The official said that a computer searches the data for the identifying keywords or other “selectors” and stores those that match so that human analysts could later examine them. The remaining communications, the official said, are deleted; the entire process takes “a small number of seconds,” and the system has no ability to perform “retrospective searching.”

The official said the keyword and other terms were “very precise” to minimize the number of innocent American communications that were flagged by the program. At the same time, the official acknowledged that there had been times when changes by telecommunications providers or in the technology had led to inadvertent overcollection. The N.S.A. monitors for these problems, fixes them and reports such incidents to its overseers in the government, the official said.

In his post on Savage’s story (which I think misreads what Savage describes), Ben Wittes focused closely on the last paragraphs of the story.

But that leaves a big oddity with respect to the story. The end of Savage’s story reads as follows:

There has been no public disclosure of any ruling by the Foreign Intelligence Surveillance Court explaining its legal analysis of the 2008 FISA law and the Fourth Amendment as allowing “about the target” searches of Americans’ cross-border communications. But in 2009, the Justice Department’s Office of Legal Counsel signed off on a similar process for searching federal employees’ communications without a warrant to make sure none contain malicious computer code.

That opinion, by Steven G. Bradbury, who led the office in the Bush administration, may echo the still-secret legal analysis. He wrote that because that system, called EINSTEIN 2.0, scanned communications traffic “only for particular malicious computer code” and there was no authorization to acquire the content for unrelated purposes, it “imposes, at worst, a minimal burden upon legitimate privacy rights.”

The Bradbury opinion was echoed by a later Obama-era opinion by David Barron, and Bradbury later wrote an article about the issue. But here’s the thing: If my read is right and the rule Savage cites permits only acquisition of communications “about” potential targets only from folks reasonably believed themselves to be overseas, these opinions are of questionable relevance. Indeed, if my reading is correct, why is there a Fourth Amendment issue here at all? The Fourth Amendment, after all, does not generally have extraterritorial application. This may be a reason to suspect that the issue is more complicated than I’m suggesting here. It may also merely suggest that someone cited to Savage a memo that is of questionable relevance to the issue at hand.

In his letter to John Brennan in January asking for a slew of things, Ron Wyden mentioned two opinions that may be the still-secret legal analysis mentioned by Savage.

Third, over two years ago, Senator Feingold and I wrote to the Attorney General regarding two classified opinions from the Justice Department’s Office of Legal Counsel, including an opinion that interprets common commercial service agreements. We asked the Attorney General to declassify both of these opinions, and to revoke the opinion pertaining to commercial service agreements. Last summer, I repeated the request, and noted that the opinion regarding commercial service agreements has direct relevance to ongoing congressional debates regarding cybersecurity legislation. The Justice Department still has not responded to these letters.

The opinions would have to pre-date January 14, 2011, because Feingold and Wyden requested the opinions before that date.

▶ **Given information**:
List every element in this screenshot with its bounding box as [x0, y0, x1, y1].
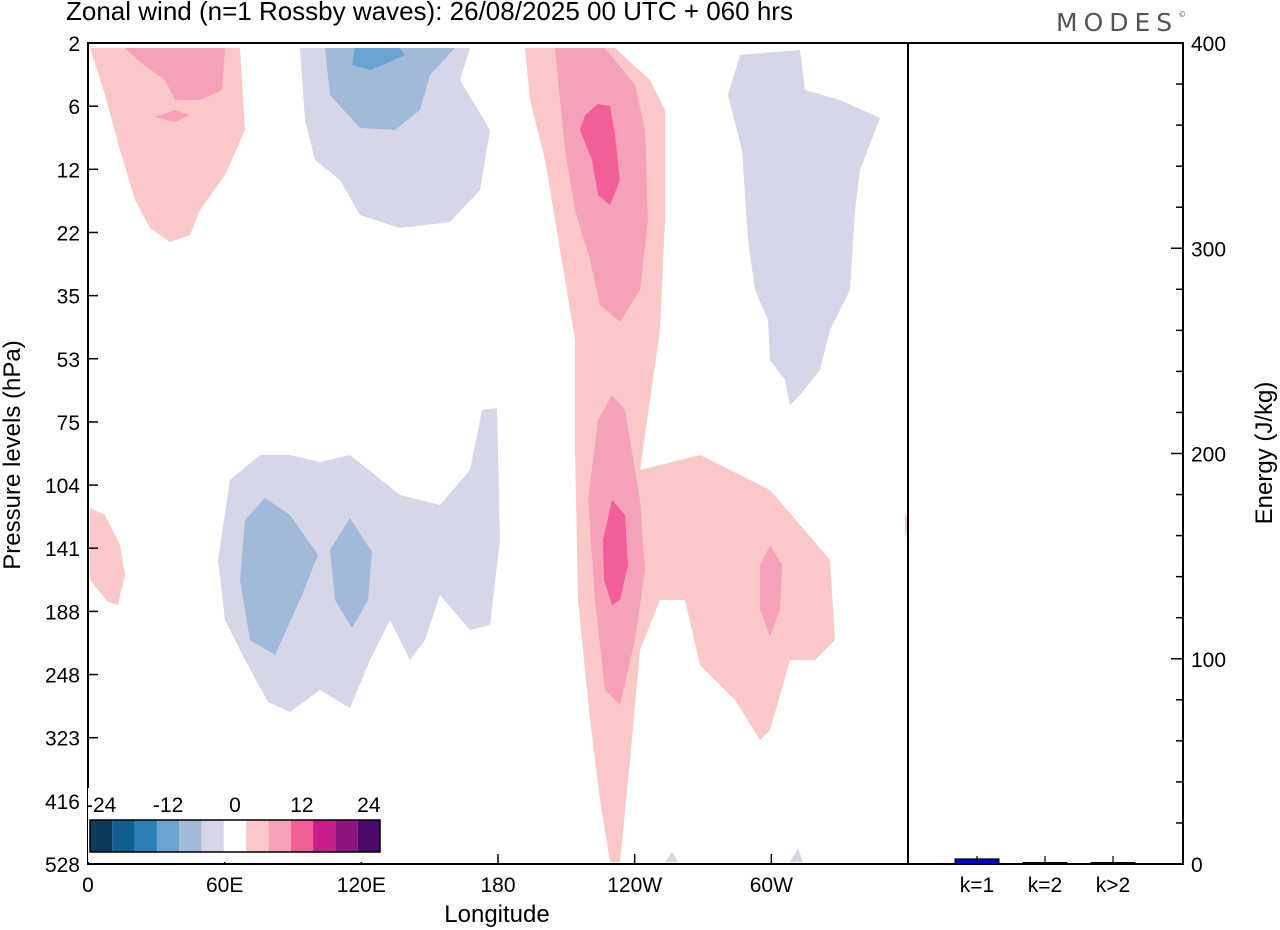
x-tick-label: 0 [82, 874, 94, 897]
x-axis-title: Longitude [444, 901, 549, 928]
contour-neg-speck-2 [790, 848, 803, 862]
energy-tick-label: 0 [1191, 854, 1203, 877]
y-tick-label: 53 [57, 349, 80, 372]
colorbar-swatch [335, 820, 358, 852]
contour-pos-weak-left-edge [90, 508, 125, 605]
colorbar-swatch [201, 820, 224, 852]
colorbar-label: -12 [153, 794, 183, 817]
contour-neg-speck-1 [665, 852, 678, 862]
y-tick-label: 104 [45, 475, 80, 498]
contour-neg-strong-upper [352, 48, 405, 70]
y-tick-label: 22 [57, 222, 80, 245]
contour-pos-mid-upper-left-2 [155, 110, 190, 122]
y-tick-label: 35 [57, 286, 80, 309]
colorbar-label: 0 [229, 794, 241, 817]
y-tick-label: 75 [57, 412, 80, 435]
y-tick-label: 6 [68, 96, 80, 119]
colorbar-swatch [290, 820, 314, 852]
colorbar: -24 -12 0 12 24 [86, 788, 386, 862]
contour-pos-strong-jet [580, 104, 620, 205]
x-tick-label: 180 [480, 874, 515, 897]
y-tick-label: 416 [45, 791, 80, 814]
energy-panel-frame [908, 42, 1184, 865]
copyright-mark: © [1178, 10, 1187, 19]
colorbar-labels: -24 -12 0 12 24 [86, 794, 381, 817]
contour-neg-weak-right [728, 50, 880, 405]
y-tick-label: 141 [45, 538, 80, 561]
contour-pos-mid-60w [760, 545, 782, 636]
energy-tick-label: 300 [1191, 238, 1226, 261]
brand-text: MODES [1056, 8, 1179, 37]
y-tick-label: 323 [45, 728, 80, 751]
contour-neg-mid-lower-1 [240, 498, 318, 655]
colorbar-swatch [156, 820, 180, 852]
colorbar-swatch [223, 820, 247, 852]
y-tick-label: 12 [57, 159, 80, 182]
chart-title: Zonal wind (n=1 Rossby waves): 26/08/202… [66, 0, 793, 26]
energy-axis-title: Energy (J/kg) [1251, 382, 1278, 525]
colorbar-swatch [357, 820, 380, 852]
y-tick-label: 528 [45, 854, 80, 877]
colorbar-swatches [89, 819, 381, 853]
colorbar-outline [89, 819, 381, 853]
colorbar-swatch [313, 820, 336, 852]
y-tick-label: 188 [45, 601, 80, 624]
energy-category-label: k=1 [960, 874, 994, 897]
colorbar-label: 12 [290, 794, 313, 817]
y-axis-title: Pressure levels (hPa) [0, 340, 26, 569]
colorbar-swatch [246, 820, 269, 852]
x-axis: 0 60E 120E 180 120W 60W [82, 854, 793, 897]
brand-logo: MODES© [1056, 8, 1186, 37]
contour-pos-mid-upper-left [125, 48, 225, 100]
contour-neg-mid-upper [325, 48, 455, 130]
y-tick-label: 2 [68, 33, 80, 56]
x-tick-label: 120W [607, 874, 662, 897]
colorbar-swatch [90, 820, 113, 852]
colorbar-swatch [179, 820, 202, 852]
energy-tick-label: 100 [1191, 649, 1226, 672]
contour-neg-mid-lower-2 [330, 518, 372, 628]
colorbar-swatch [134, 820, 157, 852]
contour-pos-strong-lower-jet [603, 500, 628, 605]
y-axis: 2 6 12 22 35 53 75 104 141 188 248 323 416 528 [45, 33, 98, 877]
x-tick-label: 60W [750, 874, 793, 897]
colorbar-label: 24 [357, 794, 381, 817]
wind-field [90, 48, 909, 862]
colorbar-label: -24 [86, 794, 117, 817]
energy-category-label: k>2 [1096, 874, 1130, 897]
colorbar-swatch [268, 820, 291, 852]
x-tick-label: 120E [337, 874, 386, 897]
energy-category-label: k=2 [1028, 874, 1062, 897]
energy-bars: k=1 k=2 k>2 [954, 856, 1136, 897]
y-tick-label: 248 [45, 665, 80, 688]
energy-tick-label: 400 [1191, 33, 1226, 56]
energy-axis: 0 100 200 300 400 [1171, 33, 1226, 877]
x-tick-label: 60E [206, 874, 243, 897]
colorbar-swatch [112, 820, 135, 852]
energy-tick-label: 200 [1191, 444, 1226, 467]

▶ **Task requirements**:
A. From the surveillance passage, list every person it names as the author of a written item such as a story, post, legal opinion, article or letter.
B. In the surveillance passage, what was the name of the system covered by the 2009 opinion from the Office of Legal Counsel?
C. Copy the surveillance passage from "In his letter" up to and including "to these letters.".

▶ **Answer set**:
A. Savage, Ben Wittes, Steven G. Bradbury, David Barron, Ron Wyden, Feingold

B. EINSTEIN 2.0

C.
In his letter to John Brennan in January asking for a slew of things, Ron Wyden mentioned two opinions that may be the still-secret legal analysis mentioned by Savage.

Third, over two years ago, Senator Feingold and I wrote to the Attorney General regarding two classified opinions from the Justice Department’s Office of Legal Counsel, including an opinion that interprets common commercial service agreements. We asked the Attorney General to declassify both of these opinions, and to revoke the opinion pertaining to commercial service agreements. Last summer, I repeated the request, and noted that the opinion regarding commercial service agreements has direct relevance to ongoing congressional debates regarding cybersecurity legislation. The Justice Department still has not responded to these letters.